Print each line of the listing once more, precisely as given.
>>>>
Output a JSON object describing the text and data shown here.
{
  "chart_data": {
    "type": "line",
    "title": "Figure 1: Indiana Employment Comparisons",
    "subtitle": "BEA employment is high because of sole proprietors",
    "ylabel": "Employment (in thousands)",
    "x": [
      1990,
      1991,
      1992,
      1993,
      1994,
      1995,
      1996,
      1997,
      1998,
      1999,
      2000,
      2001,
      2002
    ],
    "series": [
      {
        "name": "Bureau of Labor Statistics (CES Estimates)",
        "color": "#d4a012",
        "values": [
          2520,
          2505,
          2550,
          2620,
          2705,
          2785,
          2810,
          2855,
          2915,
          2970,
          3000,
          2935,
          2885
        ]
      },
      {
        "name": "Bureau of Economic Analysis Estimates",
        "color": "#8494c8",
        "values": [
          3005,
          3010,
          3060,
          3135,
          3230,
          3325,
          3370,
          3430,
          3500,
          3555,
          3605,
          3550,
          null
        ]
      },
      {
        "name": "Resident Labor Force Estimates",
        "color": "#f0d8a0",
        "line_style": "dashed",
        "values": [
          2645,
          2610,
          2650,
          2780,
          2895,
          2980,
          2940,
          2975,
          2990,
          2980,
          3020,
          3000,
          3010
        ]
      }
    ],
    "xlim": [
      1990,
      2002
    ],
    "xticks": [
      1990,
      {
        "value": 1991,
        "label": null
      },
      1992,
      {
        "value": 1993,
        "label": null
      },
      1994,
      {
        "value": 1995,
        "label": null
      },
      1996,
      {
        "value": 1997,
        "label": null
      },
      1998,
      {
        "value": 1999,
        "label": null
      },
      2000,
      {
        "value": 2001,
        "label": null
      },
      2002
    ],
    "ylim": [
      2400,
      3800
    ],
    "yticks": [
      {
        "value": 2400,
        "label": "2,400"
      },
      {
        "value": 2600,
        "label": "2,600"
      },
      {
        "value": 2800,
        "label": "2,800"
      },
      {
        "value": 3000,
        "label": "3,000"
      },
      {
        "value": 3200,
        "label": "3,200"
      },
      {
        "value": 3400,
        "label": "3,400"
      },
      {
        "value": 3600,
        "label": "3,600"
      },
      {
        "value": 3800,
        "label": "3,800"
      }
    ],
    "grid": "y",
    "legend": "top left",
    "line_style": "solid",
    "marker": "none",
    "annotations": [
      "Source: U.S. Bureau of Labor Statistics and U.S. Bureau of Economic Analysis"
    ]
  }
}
<<<<
• [RESPONSE BELOW]
Output a JSON object describing the text and data shown here.
{
  "chart_data": {
    "type": "line",
    "title": "Figure 1: Indiana Employment Comparisons",
    "subtitle": "BEA employment is high because of sole proprietors",
    "ylabel": "Employment (in thousands)",
    "x": [
      1990,
      1991,
      1992,
      1993,
      1994,
      1995,
      1996,
      1997,
      1998,
      1999,
      2000,
      2001,
      2002
    ],
    "series": [
      {
        "name": "Bureau of Labor Statistics (CES Estimates)",
        "color": "#d4a012",
        "values": [
          2520,
          2505,
          2550,
          2620,
          2705,
          2785,
          2810,
          2855,
          2915,
          2970,
          3000,
          2935,
          2885
        ]
      },
      {
        "name": "Bureau of Economic Analysis Estimates",
        "color": "#8494c8",
        "values": [
          3005,
          3010,
          3060,
          3135,
          3230,
          3325,
          3370,
          3430,
          3500,
          3555,
          3605,
          3550,
          null
        ]
      },
      {
        "name": "Resident Labor Force Estimates",
        "color": "#f0d8a0",
        "line_style": "dashed",
        "values": [
          2645,
          2610,
          2650,
          2780,
          2895,
          2980,
          2940,
          2975,
          2990,
          2980,
          3020,
          3000,
          3010
        ]
      }
    ],
    "xlim": [
      1990,
      2002
    ],
    "xticks": [
      1990,
      {
        "value": 1991,
        "label": null
      },
      1992,
      {
        "value": 1993,
        "label": null
      },
      1994,
      {
        "value": 1995,
        "label": null
      },
      1996,
      {
        "value": 1997,
        "label": null
      },
      1998,
      {
        "value": 1999,
        "label": null
      },
      2000,
      {
        "value": 2001,
        "label": null
      },
      2002
    ],
    "ylim": [
      2400,
      3800
    ],
    "yticks": [
      {
        "value": 2400,
        "label": "2,400"
      },
      {
        "value": 2600,
        "label": "2,600"
      },
      {
        "value": 2800,
        "label": "2,800"
      },
      {
        "value": 3000,
        "label": "3,000"
      },
      {
        "value": 3200,
        "label": "3,200"
      },
      {
        "value": 3400,
        "label": "3,400"
      },
      {
        "value": 3600,
        "label": "3,600"
      },
      {
        "value": 3800,
        "label": "3,800"
      }
    ],
    "grid": "y",
    "legend": "top left",
    "line_style": "solid",
    "marker": "none",
    "annotations": [
      "Source: U.S. Bureau of Labor Statistics and U.S. Bureau of Economic Analysis"
    ]
  }
}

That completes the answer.